### WRITTEN TASK
Please write out every line of the material below exactly as it appears.

---------- INPUT ROWS

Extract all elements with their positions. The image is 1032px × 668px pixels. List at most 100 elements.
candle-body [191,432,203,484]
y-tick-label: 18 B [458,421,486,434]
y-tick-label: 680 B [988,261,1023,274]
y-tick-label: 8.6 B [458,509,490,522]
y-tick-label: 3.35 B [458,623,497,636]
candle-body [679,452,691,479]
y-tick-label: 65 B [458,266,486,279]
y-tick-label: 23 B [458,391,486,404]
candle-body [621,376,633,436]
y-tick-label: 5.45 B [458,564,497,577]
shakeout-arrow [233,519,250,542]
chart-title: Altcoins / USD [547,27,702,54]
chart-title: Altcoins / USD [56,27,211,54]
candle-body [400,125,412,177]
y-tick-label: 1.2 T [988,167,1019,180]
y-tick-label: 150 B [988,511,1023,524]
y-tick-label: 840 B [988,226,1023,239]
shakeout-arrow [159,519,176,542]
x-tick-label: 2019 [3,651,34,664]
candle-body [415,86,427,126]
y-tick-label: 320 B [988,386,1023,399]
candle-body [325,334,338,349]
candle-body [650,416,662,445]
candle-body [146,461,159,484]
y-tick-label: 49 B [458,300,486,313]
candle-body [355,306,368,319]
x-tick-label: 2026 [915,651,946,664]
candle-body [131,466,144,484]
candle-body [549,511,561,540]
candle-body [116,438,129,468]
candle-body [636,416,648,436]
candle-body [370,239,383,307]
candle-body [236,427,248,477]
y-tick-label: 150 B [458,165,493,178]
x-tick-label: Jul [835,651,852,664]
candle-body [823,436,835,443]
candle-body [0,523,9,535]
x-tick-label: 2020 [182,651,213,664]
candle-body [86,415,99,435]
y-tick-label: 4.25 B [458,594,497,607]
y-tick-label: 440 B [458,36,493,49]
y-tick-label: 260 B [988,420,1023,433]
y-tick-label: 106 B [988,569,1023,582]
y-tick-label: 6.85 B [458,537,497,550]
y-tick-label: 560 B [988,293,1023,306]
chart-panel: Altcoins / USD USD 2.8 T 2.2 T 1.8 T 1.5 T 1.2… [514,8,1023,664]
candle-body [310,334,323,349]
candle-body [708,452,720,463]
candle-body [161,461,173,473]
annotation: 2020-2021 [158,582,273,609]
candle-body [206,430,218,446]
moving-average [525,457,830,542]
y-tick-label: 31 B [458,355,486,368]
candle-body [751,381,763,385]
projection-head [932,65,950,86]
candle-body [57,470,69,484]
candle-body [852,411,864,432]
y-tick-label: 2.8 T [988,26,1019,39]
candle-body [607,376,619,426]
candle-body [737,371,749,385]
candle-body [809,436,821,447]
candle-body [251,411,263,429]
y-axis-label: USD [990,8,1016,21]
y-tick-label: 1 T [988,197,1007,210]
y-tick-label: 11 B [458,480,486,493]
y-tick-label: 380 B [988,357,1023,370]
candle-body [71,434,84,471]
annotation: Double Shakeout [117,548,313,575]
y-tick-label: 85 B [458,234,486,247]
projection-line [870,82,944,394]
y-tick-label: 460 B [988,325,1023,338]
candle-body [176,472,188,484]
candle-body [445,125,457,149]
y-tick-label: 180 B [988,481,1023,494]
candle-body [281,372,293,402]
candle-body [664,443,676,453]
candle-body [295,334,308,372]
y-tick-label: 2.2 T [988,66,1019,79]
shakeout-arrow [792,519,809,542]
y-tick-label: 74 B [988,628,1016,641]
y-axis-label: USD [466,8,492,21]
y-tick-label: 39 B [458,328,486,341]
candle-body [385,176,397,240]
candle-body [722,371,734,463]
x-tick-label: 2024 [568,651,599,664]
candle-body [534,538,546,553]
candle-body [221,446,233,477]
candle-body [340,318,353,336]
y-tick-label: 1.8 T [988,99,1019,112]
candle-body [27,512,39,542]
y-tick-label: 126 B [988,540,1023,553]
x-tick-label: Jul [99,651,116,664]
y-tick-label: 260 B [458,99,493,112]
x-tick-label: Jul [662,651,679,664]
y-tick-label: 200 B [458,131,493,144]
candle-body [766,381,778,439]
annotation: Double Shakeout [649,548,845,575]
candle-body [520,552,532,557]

--------------------

### WRITTEN SOLUTION
Extract all elements with their positions. The image is 1032px × 668px pixels. List at most 100 elements.
candle-body [191,432,203,484]
y-tick-label: 18 B [458,421,486,434]
y-tick-label: 680 B [988,261,1023,274]
y-tick-label: 8.6 B [458,509,490,522]
y-tick-label: 3.35 B [458,623,497,636]
candle-body [679,452,691,479]
y-tick-label: 65 B [458,266,486,279]
y-tick-label: 23 B [458,391,486,404]
candle-body [621,376,633,436]
y-tick-label: 5.45 B [458,564,497,577]
shakeout-arrow [233,519,250,542]
chart-title: Altcoins / USD [547,27,702,54]
chart-title: Altcoins / USD [56,27,211,54]
candle-body [400,125,412,177]
y-tick-label: 1.2 T [988,167,1019,180]
y-tick-label: 150 B [988,511,1023,524]
y-tick-label: 840 B [988,226,1023,239]
shakeout-arrow [159,519,176,542]
x-tick-label: 2019 [3,651,34,664]
candle-body [415,86,427,126]
y-tick-label: 320 B [988,386,1023,399]
candle-body [325,334,338,349]
candle-body [650,416,662,445]
candle-body [146,461,159,484]
y-tick-label: 49 B [458,300,486,313]
candle-body [355,306,368,319]
x-tick-label: 2026 [915,651,946,664]
candle-body [131,466,144,484]
candle-body [549,511,561,540]
candle-body [116,438,129,468]
candle-body [636,416,648,436]
candle-body [370,239,383,307]
candle-body [236,427,248,477]
y-tick-label: 150 B [458,165,493,178]
x-tick-label: Jul [835,651,852,664]
candle-body [823,436,835,443]
candle-body [0,523,9,535]
x-tick-label: 2020 [182,651,213,664]
candle-body [86,415,99,435]
y-tick-label: 4.25 B [458,594,497,607]
y-tick-label: 440 B [458,36,493,49]
y-tick-label: 260 B [988,420,1023,433]
y-tick-label: 106 B [988,569,1023,582]
y-tick-label: 6.85 B [458,537,497,550]
y-tick-label: 560 B [988,293,1023,306]
chart-panel: Altcoins / USD USD 2.8 T 2.2 T 1.8 T 1.5 T 1.2… [514,8,1023,664]
candle-body [310,334,323,349]
candle-body [708,452,720,463]
candle-body [161,461,173,473]
annotation: 2020-2021 [158,582,273,609]
candle-body [206,430,218,446]
moving-average [525,457,830,542]
y-tick-label: 31 B [458,355,486,368]
candle-body [751,381,763,385]
projection-head [932,65,950,86]
candle-body [57,470,69,484]
candle-body [852,411,864,432]
y-tick-label: 2.8 T [988,26,1019,39]
candle-body [607,376,619,426]
candle-body [737,371,749,385]
candle-body [809,436,821,447]
candle-body [251,411,263,429]
y-axis-label: USD [990,8,1016,21]
y-tick-label: 1 T [988,197,1007,210]
y-tick-label: 11 B [458,480,486,493]
y-tick-label: 380 B [988,357,1023,370]
candle-body [71,434,84,471]
annotation: Double Shakeout [117,548,313,575]
y-tick-label: 85 B [458,234,486,247]
projection-line [870,82,944,394]
y-tick-label: 460 B [988,325,1023,338]
candle-body [176,472,188,484]
candle-body [445,125,457,149]
y-tick-label: 180 B [988,481,1023,494]
candle-body [281,372,293,402]
candle-body [664,443,676,453]
candle-body [295,334,308,372]
y-tick-label: 2.2 T [988,66,1019,79]
shakeout-arrow [792,519,809,542]
y-tick-label: 74 B [988,628,1016,641]
y-axis-label: USD [466,8,492,21]
y-tick-label: 39 B [458,328,486,341]
candle-body [385,176,397,240]
candle-body [722,371,734,463]
x-tick-label: 2024 [568,651,599,664]
candle-body [534,538,546,553]
candle-body [221,446,233,477]
candle-body [340,318,353,336]
y-tick-label: 1.8 T [988,99,1019,112]
candle-body [27,512,39,542]
y-tick-label: 126 B [988,540,1023,553]
x-tick-label: Jul [99,651,116,664]
y-tick-label: 260 B [458,99,493,112]
x-tick-label: Jul [662,651,679,664]
y-tick-label: 200 B [458,131,493,144]
candle-body [766,381,778,439]
annotation: Double Shakeout [649,548,845,575]
candle-body [520,552,532,557]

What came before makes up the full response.